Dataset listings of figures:
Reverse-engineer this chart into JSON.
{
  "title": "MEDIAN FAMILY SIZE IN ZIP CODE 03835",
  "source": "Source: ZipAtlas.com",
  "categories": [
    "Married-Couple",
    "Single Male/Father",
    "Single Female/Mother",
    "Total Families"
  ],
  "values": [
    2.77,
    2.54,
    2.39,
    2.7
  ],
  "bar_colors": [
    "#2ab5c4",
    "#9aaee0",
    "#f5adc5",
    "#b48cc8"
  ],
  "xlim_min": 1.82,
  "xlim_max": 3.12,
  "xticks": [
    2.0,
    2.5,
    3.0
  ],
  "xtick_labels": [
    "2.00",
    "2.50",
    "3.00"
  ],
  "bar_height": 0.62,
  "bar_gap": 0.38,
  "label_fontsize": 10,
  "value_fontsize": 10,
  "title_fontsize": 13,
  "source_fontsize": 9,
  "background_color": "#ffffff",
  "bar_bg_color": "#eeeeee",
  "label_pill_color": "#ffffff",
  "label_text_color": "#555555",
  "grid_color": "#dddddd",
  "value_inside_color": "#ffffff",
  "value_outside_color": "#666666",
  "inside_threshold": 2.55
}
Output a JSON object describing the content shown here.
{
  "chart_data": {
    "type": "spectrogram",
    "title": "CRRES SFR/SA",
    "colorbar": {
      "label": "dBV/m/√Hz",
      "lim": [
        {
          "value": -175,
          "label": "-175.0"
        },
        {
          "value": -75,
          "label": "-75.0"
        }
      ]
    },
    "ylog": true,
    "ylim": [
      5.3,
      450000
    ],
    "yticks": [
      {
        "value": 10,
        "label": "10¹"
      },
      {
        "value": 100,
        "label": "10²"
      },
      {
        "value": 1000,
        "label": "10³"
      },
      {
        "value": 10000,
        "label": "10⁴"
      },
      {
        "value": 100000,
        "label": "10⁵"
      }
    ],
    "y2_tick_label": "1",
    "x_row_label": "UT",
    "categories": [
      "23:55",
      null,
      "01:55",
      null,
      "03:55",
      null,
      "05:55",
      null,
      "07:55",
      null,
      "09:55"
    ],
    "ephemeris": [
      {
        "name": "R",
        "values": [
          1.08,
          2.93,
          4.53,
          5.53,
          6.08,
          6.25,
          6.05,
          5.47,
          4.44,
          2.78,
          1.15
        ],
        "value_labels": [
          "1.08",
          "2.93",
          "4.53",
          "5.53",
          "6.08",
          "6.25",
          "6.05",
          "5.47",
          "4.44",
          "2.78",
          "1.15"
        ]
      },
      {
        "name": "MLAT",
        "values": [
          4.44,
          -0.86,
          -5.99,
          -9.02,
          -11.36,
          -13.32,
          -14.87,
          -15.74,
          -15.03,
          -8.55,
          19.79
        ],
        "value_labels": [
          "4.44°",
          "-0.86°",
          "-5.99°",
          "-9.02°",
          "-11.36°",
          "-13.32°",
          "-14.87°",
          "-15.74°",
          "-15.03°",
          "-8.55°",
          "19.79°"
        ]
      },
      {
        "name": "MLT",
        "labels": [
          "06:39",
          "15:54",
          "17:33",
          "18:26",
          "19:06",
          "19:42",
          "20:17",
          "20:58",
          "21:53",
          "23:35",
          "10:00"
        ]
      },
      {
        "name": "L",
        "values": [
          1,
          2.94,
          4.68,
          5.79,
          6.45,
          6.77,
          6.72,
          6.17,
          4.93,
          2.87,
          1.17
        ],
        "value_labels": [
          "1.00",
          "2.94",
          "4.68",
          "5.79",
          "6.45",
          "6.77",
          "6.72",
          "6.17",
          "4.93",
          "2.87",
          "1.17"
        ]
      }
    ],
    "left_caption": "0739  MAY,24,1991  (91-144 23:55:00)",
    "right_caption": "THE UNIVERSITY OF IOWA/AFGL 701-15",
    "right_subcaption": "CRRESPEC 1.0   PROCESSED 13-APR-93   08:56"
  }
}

### What to produce:
Select the lines that carry the string "ffffff" and copy them.

### Final result:
  "background_color": "#ffffff",
  "label_pill_color": "#ffffff",
  "value_inside_color": "#ffffff",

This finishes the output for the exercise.